| AIM |
Collect every line in the records below that contains the word "year".

BEGIN

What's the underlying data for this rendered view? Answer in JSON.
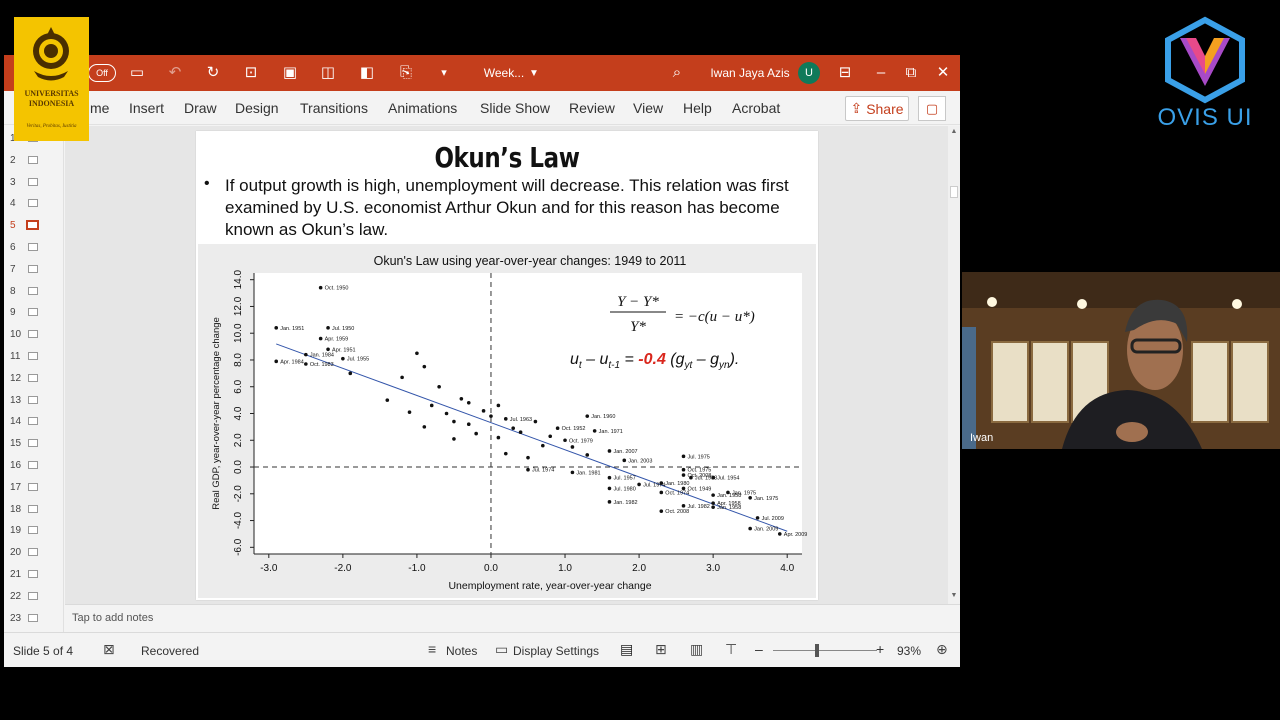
{
  "window": {
    "autosave_label": "Off",
    "file_name": "Week...",
    "user_name": "Iwan Jaya Azis",
    "user_initial": "U"
  },
  "ribbon": {
    "tabs": [
      "me",
      "Insert",
      "Draw",
      "Design",
      "Transitions",
      "Animations",
      "Slide Show",
      "Review",
      "View",
      "Help",
      "Acrobat"
    ],
    "share_label": "Share"
  },
  "thumbnails": {
    "numbers": [
      "1",
      "2",
      "3",
      "4",
      "5",
      "6",
      "7",
      "8",
      "9",
      "10",
      "11",
      "12",
      "13",
      "14",
      "15",
      "16",
      "17",
      "18",
      "19",
      "20",
      "21",
      "22",
      "23"
    ],
    "active_index": 4
  },
  "notes": {
    "placeholder": "Tap to add notes"
  },
  "status": {
    "slide_info": "Slide 5 of 4",
    "recovered": "Recovered",
    "notes_label": "Notes",
    "display_settings_label": "Display Settings",
    "zoom": "93%"
  },
  "slide": {
    "title": "Okun’s Law",
    "bullet": "•",
    "body": "If output growth is high, unemployment will decrease. This relation was first examined by U.S. economist Arthur Okun and for this reason has become known as Okun’s law."
  },
  "chart_data": {
    "type": "scatter",
    "title": "Okun's Law using year-over-year changes: 1949 to 2011",
    "xlabel": "Unemployment rate, year-over-year change",
    "ylabel": "Real GDP, year-over-year percentage change",
    "xlim": [
      -3.2,
      4.2
    ],
    "ylim": [
      -6.5,
      14.5
    ],
    "xticks": [
      "-3.0",
      "-2.0",
      "-1.0",
      "0.0",
      "1.0",
      "2.0",
      "3.0",
      "4.0"
    ],
    "yticks": [
      "-6.0",
      "-4.0",
      "-2.0",
      "0.0",
      "2.0",
      "4.0",
      "6.0",
      "8.0",
      "10.0",
      "12.0",
      "14.0"
    ],
    "ytick_values": [
      -6,
      -4,
      -2,
      0,
      2,
      4,
      6,
      8,
      10,
      12,
      14
    ],
    "xtick_values": [
      -3,
      -2,
      -1,
      0,
      1,
      2,
      3,
      4
    ],
    "fit_line": {
      "x": [
        -2.9,
        4.0
      ],
      "y": [
        9.2,
        -4.8
      ]
    },
    "formula_1": "Y − Y* / Y* = −c(u − u*)",
    "formula_2": {
      "lhs": "u",
      "mid": "– u",
      "coef": "-0.4",
      "rhs": "(g – g )."
    },
    "coef_color": "#d9261c",
    "line_color": "#3355aa",
    "points": [
      {
        "x": -2.3,
        "y": 13.4,
        "label": "Oct. 1950"
      },
      {
        "x": -2.9,
        "y": 10.4,
        "label": "Jan. 1951"
      },
      {
        "x": -2.2,
        "y": 10.4,
        "label": "Jul. 1950"
      },
      {
        "x": -2.3,
        "y": 9.6,
        "label": "Apr. 1959"
      },
      {
        "x": -2.2,
        "y": 8.8,
        "label": "Apr. 1951"
      },
      {
        "x": -2.5,
        "y": 8.4,
        "label": "Jan. 1984"
      },
      {
        "x": -2.0,
        "y": 8.1,
        "label": "Jul. 1955"
      },
      {
        "x": -2.9,
        "y": 7.9,
        "label": "Apr. 1984"
      },
      {
        "x": -2.5,
        "y": 7.7,
        "label": "Oct. 1983"
      },
      {
        "x": -1.9,
        "y": 7.0,
        "label": ""
      },
      {
        "x": -1.4,
        "y": 5.0,
        "label": ""
      },
      {
        "x": -1.0,
        "y": 8.5,
        "label": ""
      },
      {
        "x": -1.2,
        "y": 6.7,
        "label": ""
      },
      {
        "x": -0.9,
        "y": 7.5,
        "label": ""
      },
      {
        "x": -0.7,
        "y": 6.0,
        "label": ""
      },
      {
        "x": -0.4,
        "y": 5.1,
        "label": ""
      },
      {
        "x": -0.3,
        "y": 3.2,
        "label": ""
      },
      {
        "x": -0.1,
        "y": 4.2,
        "label": ""
      },
      {
        "x": -0.2,
        "y": 2.5,
        "label": ""
      },
      {
        "x": 0.2,
        "y": 3.6,
        "label": "Jul. 1963"
      },
      {
        "x": 0.1,
        "y": 2.2,
        "label": ""
      },
      {
        "x": 0.4,
        "y": 2.6,
        "label": ""
      },
      {
        "x": 0.6,
        "y": 3.4,
        "label": ""
      },
      {
        "x": 0.9,
        "y": 2.9,
        "label": "Oct. 1952"
      },
      {
        "x": 1.3,
        "y": 3.8,
        "label": "Jan. 1960"
      },
      {
        "x": 1.4,
        "y": 2.7,
        "label": "Jan. 1971"
      },
      {
        "x": 1.0,
        "y": 2.0,
        "label": "Oct. 1979"
      },
      {
        "x": 1.1,
        "y": 1.5,
        "label": ""
      },
      {
        "x": 1.6,
        "y": 1.2,
        "label": "Jan. 2007"
      },
      {
        "x": 1.8,
        "y": 0.5,
        "label": "Jan. 2003"
      },
      {
        "x": 0.5,
        "y": -0.2,
        "label": "Jul. 1974"
      },
      {
        "x": 1.1,
        "y": -0.4,
        "label": "Jan. 1981"
      },
      {
        "x": 1.6,
        "y": -0.8,
        "label": "Jul. 1957"
      },
      {
        "x": 2.0,
        "y": -1.3,
        "label": "Jul. 1974"
      },
      {
        "x": 1.6,
        "y": -1.6,
        "label": "Jul. 1980"
      },
      {
        "x": 1.6,
        "y": -2.6,
        "label": "Jan. 1982"
      },
      {
        "x": 2.3,
        "y": -1.2,
        "label": "Jan. 1980"
      },
      {
        "x": 2.3,
        "y": -1.9,
        "label": "Oct. 1974"
      },
      {
        "x": 2.6,
        "y": -1.6,
        "label": "Oct. 1949"
      },
      {
        "x": 2.6,
        "y": 0.8,
        "label": "Jul. 1975"
      },
      {
        "x": 2.6,
        "y": -0.2,
        "label": "Oct. 1975"
      },
      {
        "x": 2.6,
        "y": -0.6,
        "label": "Oct. 2008"
      },
      {
        "x": 2.7,
        "y": -0.8,
        "label": "Jul. 1958"
      },
      {
        "x": 3.0,
        "y": -0.8,
        "label": "Jul. 1954"
      },
      {
        "x": 2.6,
        "y": -2.9,
        "label": "Jul. 1982"
      },
      {
        "x": 2.3,
        "y": -3.3,
        "label": "Oct. 2008"
      },
      {
        "x": 3.2,
        "y": -1.9,
        "label": "Jan. 1975"
      },
      {
        "x": 3.0,
        "y": -2.1,
        "label": "Jan. 1958"
      },
      {
        "x": 3.5,
        "y": -2.3,
        "label": "Jan. 1975"
      },
      {
        "x": 3.0,
        "y": -2.7,
        "label": "Apr. 1958"
      },
      {
        "x": 3.0,
        "y": -3.0,
        "label": "Jan. 1958"
      },
      {
        "x": 3.6,
        "y": -3.8,
        "label": "Jul. 2009"
      },
      {
        "x": 3.5,
        "y": -4.6,
        "label": "Jan. 2009"
      },
      {
        "x": 3.9,
        "y": -5.0,
        "label": "Apr. 2009"
      },
      {
        "x": -0.8,
        "y": 4.6,
        "label": ""
      },
      {
        "x": -0.6,
        "y": 4.0,
        "label": ""
      },
      {
        "x": -0.5,
        "y": 3.4,
        "label": ""
      },
      {
        "x": -0.3,
        "y": 4.8,
        "label": ""
      },
      {
        "x": 0.0,
        "y": 3.8,
        "label": ""
      },
      {
        "x": 0.1,
        "y": 4.6,
        "label": ""
      },
      {
        "x": 0.3,
        "y": 2.9,
        "label": ""
      },
      {
        "x": -0.5,
        "y": 2.1,
        "label": ""
      },
      {
        "x": -0.9,
        "y": 3.0,
        "label": ""
      },
      {
        "x": -1.1,
        "y": 4.1,
        "label": ""
      },
      {
        "x": 0.7,
        "y": 1.6,
        "label": ""
      },
      {
        "x": 0.2,
        "y": 1.0,
        "label": ""
      },
      {
        "x": 0.5,
        "y": 0.7,
        "label": ""
      },
      {
        "x": 1.3,
        "y": 0.9,
        "label": ""
      },
      {
        "x": 0.8,
        "y": 2.3,
        "label": ""
      }
    ]
  }
}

END

| SOLUTION |
    "title": "Okun's Law using year-over-year changes: 1949 to 2011",
    "xlabel": "Unemployment rate, year-over-year change",
    "ylabel": "Real GDP, year-over-year percentage change",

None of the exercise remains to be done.